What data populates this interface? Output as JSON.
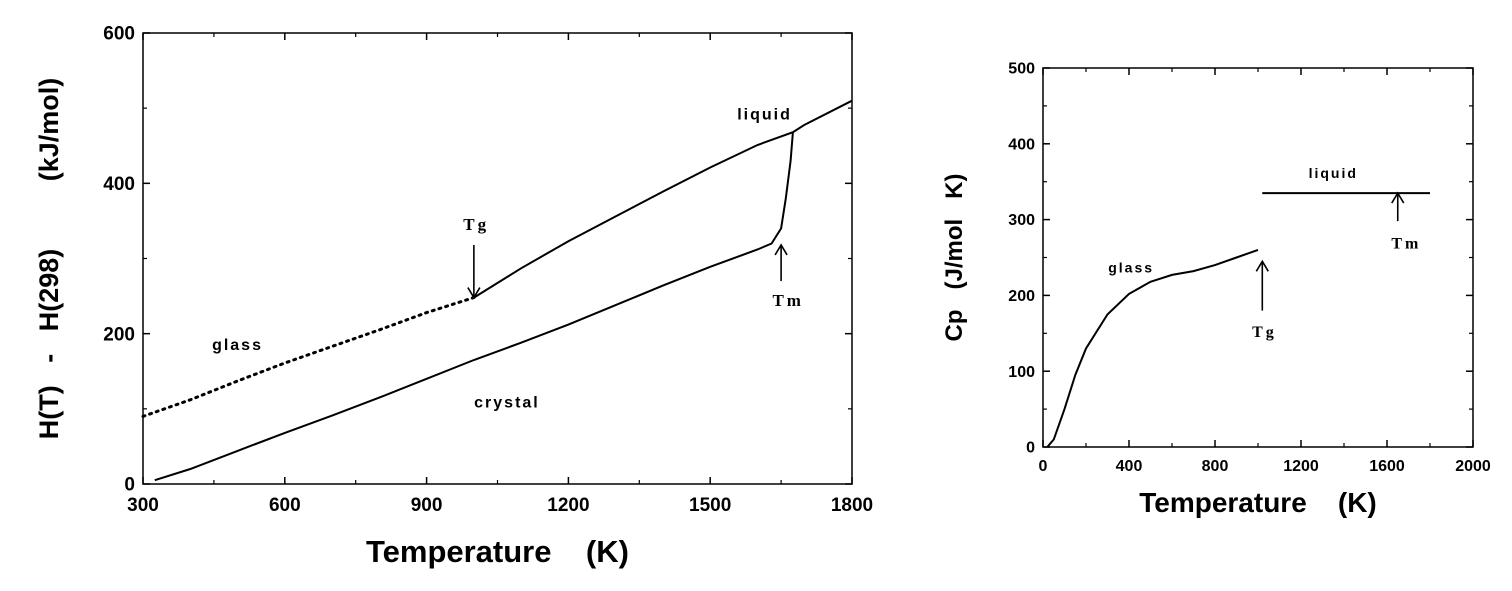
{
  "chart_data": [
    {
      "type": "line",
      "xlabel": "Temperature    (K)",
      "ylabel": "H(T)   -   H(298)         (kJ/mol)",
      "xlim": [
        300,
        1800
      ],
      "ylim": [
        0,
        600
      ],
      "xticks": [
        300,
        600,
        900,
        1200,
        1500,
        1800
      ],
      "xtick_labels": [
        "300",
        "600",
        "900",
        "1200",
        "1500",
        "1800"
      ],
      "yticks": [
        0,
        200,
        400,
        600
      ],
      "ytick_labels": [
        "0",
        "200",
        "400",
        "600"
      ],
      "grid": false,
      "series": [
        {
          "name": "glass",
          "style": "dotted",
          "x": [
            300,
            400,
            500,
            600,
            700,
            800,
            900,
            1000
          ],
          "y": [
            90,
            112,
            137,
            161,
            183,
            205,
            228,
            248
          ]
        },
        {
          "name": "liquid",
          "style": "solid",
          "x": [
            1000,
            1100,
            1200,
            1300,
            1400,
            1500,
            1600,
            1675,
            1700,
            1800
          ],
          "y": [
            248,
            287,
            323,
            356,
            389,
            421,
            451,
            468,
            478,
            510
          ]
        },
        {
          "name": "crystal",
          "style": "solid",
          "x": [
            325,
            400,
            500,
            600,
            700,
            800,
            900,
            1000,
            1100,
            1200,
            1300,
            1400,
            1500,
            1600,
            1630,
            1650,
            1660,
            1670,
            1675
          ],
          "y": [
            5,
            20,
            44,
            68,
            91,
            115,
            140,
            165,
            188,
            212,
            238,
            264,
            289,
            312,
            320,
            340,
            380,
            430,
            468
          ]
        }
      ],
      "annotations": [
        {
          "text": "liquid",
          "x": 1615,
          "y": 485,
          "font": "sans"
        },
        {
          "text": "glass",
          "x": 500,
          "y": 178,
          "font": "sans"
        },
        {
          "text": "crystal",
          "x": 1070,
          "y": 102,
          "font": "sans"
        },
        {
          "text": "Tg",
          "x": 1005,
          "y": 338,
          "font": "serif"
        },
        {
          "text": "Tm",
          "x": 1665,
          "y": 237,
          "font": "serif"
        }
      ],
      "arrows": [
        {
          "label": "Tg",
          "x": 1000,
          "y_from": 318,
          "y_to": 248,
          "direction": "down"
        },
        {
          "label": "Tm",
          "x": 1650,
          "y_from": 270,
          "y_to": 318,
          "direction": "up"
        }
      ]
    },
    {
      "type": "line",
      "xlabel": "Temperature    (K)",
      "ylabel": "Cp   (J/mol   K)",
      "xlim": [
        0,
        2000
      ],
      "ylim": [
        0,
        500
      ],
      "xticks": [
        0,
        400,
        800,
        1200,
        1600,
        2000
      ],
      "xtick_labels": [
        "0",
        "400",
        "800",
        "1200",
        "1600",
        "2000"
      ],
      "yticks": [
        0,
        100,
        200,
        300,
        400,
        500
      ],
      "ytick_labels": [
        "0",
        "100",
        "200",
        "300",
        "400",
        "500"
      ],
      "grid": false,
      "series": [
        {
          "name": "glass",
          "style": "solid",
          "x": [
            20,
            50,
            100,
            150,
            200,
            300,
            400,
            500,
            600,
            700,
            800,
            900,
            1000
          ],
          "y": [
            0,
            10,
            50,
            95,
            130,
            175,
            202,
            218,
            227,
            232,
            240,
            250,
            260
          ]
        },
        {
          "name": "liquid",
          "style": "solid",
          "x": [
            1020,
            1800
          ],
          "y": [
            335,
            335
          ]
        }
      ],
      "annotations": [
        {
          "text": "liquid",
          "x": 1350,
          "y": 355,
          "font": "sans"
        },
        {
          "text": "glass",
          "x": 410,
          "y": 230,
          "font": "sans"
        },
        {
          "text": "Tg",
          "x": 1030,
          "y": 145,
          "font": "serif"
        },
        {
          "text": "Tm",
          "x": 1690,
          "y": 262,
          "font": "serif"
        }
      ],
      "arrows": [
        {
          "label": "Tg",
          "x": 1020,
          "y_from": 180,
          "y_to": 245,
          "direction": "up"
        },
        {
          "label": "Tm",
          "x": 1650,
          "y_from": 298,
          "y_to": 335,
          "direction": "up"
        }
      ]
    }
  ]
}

____________________

What you need to do: Without the pictures, repeat all the records word for word.

Result:
What data populates this interface? Output as JSON.
{
  "chart_data": [
    {
      "type": "line",
      "xlabel": "Temperature    (K)",
      "ylabel": "H(T)   -   H(298)         (kJ/mol)",
      "xlim": [
        300,
        1800
      ],
      "ylim": [
        0,
        600
      ],
      "xticks": [
        300,
        600,
        900,
        1200,
        1500,
        1800
      ],
      "xtick_labels": [
        "300",
        "600",
        "900",
        "1200",
        "1500",
        "1800"
      ],
      "yticks": [
        0,
        200,
        400,
        600
      ],
      "ytick_labels": [
        "0",
        "200",
        "400",
        "600"
      ],
      "grid": false,
      "series": [
        {
          "name": "glass",
          "style": "dotted",
          "x": [
            300,
            400,
            500,
            600,
            700,
            800,
            900,
            1000
          ],
          "y": [
            90,
            112,
            137,
            161,
            183,
            205,
            228,
            248
          ]
        },
        {
          "name": "liquid",
          "style": "solid",
          "x": [
            1000,
            1100,
            1200,
            1300,
            1400,
            1500,
            1600,
            1675,
            1700,
            1800
          ],
          "y": [
            248,
            287,
            323,
            356,
            389,
            421,
            451,
            468,
            478,
            510
          ]
        },
        {
          "name": "crystal",
          "style": "solid",
          "x": [
            325,
            400,
            500,
            600,
            700,
            800,
            900,
            1000,
            1100,
            1200,
            1300,
            1400,
            1500,
            1600,
            1630,
            1650,
            1660,
            1670,
            1675
          ],
          "y": [
            5,
            20,
            44,
            68,
            91,
            115,
            140,
            165,
            188,
            212,
            238,
            264,
            289,
            312,
            320,
            340,
            380,
            430,
            468
          ]
        }
      ],
      "annotations": [
        {
          "text": "liquid",
          "x": 1615,
          "y": 485,
          "font": "sans"
        },
        {
          "text": "glass",
          "x": 500,
          "y": 178,
          "font": "sans"
        },
        {
          "text": "crystal",
          "x": 1070,
          "y": 102,
          "font": "sans"
        },
        {
          "text": "Tg",
          "x": 1005,
          "y": 338,
          "font": "serif"
        },
        {
          "text": "Tm",
          "x": 1665,
          "y": 237,
          "font": "serif"
        }
      ],
      "arrows": [
        {
          "label": "Tg",
          "x": 1000,
          "y_from": 318,
          "y_to": 248,
          "direction": "down"
        },
        {
          "label": "Tm",
          "x": 1650,
          "y_from": 270,
          "y_to": 318,
          "direction": "up"
        }
      ]
    },
    {
      "type": "line",
      "xlabel": "Temperature    (K)",
      "ylabel": "Cp   (J/mol   K)",
      "xlim": [
        0,
        2000
      ],
      "ylim": [
        0,
        500
      ],
      "xticks": [
        0,
        400,
        800,
        1200,
        1600,
        2000
      ],
      "xtick_labels": [
        "0",
        "400",
        "800",
        "1200",
        "1600",
        "2000"
      ],
      "yticks": [
        0,
        100,
        200,
        300,
        400,
        500
      ],
      "ytick_labels": [
        "0",
        "100",
        "200",
        "300",
        "400",
        "500"
      ],
      "grid": false,
      "series": [
        {
          "name": "glass",
          "style": "solid",
          "x": [
            20,
            50,
            100,
            150,
            200,
            300,
            400,
            500,
            600,
            700,
            800,
            900,
            1000
          ],
          "y": [
            0,
            10,
            50,
            95,
            130,
            175,
            202,
            218,
            227,
            232,
            240,
            250,
            260
          ]
        },
        {
          "name": "liquid",
          "style": "solid",
          "x": [
            1020,
            1800
          ],
          "y": [
            335,
            335
          ]
        }
      ],
      "annotations": [
        {
          "text": "liquid",
          "x": 1350,
          "y": 355,
          "font": "sans"
        },
        {
          "text": "glass",
          "x": 410,
          "y": 230,
          "font": "sans"
        },
        {
          "text": "Tg",
          "x": 1030,
          "y": 145,
          "font": "serif"
        },
        {
          "text": "Tm",
          "x": 1690,
          "y": 262,
          "font": "serif"
        }
      ],
      "arrows": [
        {
          "label": "Tg",
          "x": 1020,
          "y_from": 180,
          "y_to": 245,
          "direction": "up"
        },
        {
          "label": "Tm",
          "x": 1650,
          "y_from": 298,
          "y_to": 335,
          "direction": "up"
        }
      ]
    }
  ]
}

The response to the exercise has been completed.